— begin DATA PROVIDED —
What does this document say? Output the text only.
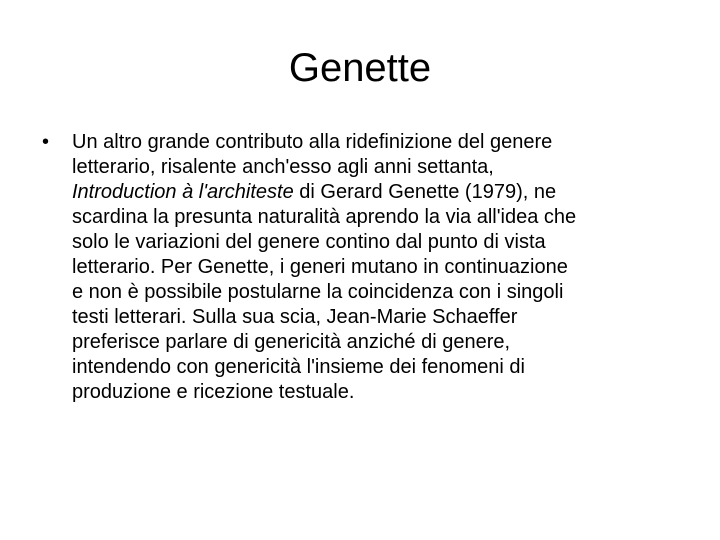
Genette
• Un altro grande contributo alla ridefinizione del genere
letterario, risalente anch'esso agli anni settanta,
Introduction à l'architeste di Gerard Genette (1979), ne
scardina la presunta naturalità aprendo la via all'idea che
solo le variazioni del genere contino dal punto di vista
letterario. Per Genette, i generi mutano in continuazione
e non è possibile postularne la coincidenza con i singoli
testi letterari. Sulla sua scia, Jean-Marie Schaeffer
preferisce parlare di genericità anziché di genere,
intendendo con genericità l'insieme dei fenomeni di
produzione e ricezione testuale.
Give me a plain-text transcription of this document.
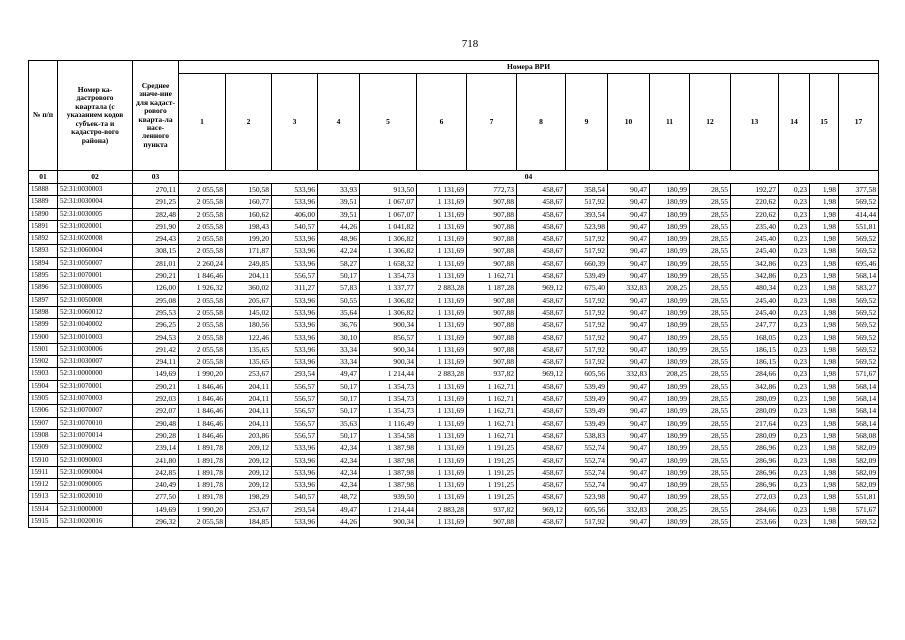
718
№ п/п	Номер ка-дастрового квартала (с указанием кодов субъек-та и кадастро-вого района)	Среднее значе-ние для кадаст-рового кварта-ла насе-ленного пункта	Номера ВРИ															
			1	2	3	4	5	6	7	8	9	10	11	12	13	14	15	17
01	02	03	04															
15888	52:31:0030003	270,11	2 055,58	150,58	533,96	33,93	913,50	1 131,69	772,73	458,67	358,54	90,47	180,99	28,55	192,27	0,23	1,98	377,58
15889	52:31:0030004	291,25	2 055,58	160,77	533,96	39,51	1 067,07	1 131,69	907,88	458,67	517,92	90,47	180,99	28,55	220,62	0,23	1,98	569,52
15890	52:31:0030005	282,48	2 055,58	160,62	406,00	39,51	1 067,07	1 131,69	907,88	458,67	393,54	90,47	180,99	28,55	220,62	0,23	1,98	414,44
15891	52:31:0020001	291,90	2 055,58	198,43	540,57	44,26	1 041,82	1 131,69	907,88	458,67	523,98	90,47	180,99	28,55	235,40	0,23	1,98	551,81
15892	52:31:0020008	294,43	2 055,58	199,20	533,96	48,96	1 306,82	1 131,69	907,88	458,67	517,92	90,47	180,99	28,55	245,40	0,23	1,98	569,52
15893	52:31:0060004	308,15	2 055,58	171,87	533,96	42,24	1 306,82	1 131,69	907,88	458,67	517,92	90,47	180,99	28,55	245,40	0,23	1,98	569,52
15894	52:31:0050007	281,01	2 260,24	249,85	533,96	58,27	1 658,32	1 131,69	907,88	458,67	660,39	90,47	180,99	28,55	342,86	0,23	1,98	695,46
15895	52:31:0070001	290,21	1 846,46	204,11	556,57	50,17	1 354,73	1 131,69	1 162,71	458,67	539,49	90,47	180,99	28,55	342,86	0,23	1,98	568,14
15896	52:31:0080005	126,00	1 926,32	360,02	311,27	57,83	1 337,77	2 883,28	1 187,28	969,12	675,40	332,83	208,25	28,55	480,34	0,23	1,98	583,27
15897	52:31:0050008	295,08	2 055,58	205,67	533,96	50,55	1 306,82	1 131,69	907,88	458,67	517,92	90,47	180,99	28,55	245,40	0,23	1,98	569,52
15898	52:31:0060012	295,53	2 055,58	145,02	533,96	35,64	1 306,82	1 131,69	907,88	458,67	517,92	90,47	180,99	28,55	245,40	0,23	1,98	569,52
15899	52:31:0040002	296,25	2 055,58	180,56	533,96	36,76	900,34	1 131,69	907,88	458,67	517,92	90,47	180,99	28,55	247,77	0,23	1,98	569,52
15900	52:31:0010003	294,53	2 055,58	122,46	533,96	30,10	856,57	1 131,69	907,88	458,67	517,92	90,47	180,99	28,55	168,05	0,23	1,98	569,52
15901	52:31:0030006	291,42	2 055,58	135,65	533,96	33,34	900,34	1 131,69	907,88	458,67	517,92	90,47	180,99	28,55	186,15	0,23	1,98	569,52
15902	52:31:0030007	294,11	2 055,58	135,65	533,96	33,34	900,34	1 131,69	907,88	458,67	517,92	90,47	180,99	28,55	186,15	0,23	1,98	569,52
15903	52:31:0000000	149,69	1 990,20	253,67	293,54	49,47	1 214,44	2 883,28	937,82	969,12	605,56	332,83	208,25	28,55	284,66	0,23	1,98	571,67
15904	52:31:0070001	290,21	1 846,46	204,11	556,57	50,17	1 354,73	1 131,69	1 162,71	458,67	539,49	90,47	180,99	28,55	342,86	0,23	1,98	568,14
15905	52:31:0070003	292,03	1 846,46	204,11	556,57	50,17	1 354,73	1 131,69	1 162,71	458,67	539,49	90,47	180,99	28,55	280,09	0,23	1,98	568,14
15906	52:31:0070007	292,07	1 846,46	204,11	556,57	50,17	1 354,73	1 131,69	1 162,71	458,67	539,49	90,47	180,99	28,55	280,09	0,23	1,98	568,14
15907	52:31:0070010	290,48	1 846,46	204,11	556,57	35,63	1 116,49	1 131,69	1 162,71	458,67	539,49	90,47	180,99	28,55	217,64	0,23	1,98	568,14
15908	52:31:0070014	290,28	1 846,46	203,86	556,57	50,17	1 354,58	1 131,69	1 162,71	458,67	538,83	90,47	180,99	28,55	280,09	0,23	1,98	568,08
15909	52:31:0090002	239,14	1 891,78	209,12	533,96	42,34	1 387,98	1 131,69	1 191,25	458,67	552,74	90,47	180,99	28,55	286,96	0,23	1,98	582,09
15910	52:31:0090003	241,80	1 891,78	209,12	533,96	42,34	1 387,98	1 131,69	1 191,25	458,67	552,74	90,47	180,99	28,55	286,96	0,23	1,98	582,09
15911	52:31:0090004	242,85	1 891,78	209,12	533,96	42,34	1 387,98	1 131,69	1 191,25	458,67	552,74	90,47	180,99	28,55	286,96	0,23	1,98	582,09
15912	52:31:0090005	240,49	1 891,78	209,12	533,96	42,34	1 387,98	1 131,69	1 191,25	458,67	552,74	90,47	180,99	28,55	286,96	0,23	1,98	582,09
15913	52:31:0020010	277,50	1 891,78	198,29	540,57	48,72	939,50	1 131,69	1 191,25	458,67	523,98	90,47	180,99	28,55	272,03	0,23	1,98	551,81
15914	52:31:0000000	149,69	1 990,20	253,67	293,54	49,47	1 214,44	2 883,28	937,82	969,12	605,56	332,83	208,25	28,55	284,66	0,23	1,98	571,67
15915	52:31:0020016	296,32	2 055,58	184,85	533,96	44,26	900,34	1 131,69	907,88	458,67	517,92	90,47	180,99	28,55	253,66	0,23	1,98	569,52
— end DATA PROVIDED —
WORK INSTRUCTIONS: Filter the entries and copy out every line with the word "genere".

TASK OUTPUT:
• Un altro grande contributo alla ridefinizione del genere
solo le variazioni del genere contino dal punto di vista
preferisce parlare di genericità anziché di genere,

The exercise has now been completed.